» **TASK STATEMENT**: Do not copy the pictures; transcribe all other material exactly.

======== DATA LISTING ========

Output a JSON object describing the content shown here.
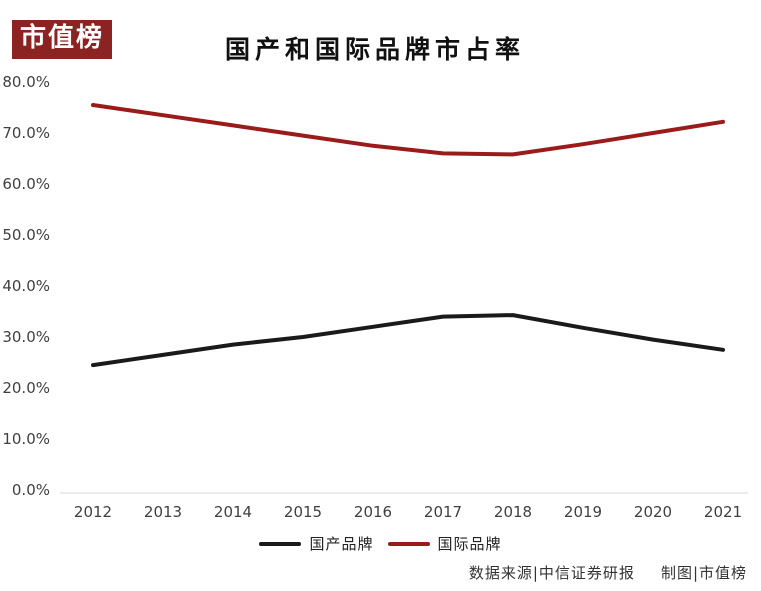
{
  "brand": {
    "logo_text": "市值榜"
  },
  "header": {
    "title": "国产和国际品牌市占率"
  },
  "chart_data": {
    "type": "line",
    "title": "国产和国际品牌市占率",
    "categories": [
      "2012",
      "2013",
      "2014",
      "2015",
      "2016",
      "2017",
      "2018",
      "2019",
      "2020",
      "2021"
    ],
    "series": [
      {
        "name": "国产品牌",
        "color": "#1a1a1a",
        "values": [
          24.5,
          26.5,
          28.5,
          30.0,
          32.0,
          34.0,
          34.3,
          31.8,
          29.5,
          27.5
        ]
      },
      {
        "name": "国际品牌",
        "color": "#9B1B1B",
        "values": [
          75.5,
          73.5,
          71.5,
          69.5,
          67.5,
          66.0,
          65.8,
          67.8,
          70.0,
          72.2
        ]
      }
    ],
    "ylabel": "",
    "xlabel": "",
    "ylim": [
      0,
      80
    ],
    "ytick_step": 10,
    "ytick_suffix": "%",
    "grid": false,
    "legend_position": "bottom",
    "axis_line_color": "#d9d9d9",
    "tick_label_color": "#404040"
  },
  "footer": {
    "source_label": "数据来源|中信证券研报",
    "credit_label": "制图|市值榜"
  }
}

========

» **WRITTEN ANSWER**:
Output a JSON object describing the content shown here.
{
  "brand": {
    "logo_text": "市值榜"
  },
  "header": {
    "title": "国产和国际品牌市占率"
  },
  "chart_data": {
    "type": "line",
    "title": "国产和国际品牌市占率",
    "categories": [
      "2012",
      "2013",
      "2014",
      "2015",
      "2016",
      "2017",
      "2018",
      "2019",
      "2020",
      "2021"
    ],
    "series": [
      {
        "name": "国产品牌",
        "color": "#1a1a1a",
        "values": [
          24.5,
          26.5,
          28.5,
          30.0,
          32.0,
          34.0,
          34.3,
          31.8,
          29.5,
          27.5
        ]
      },
      {
        "name": "国际品牌",
        "color": "#9B1B1B",
        "values": [
          75.5,
          73.5,
          71.5,
          69.5,
          67.5,
          66.0,
          65.8,
          67.8,
          70.0,
          72.2
        ]
      }
    ],
    "ylabel": "",
    "xlabel": "",
    "ylim": [
      0,
      80
    ],
    "ytick_step": 10,
    "ytick_suffix": "%",
    "grid": false,
    "legend_position": "bottom",
    "axis_line_color": "#d9d9d9",
    "tick_label_color": "#404040"
  },
  "footer": {
    "source_label": "数据来源|中信证券研报",
    "credit_label": "制图|市值榜"
  }
}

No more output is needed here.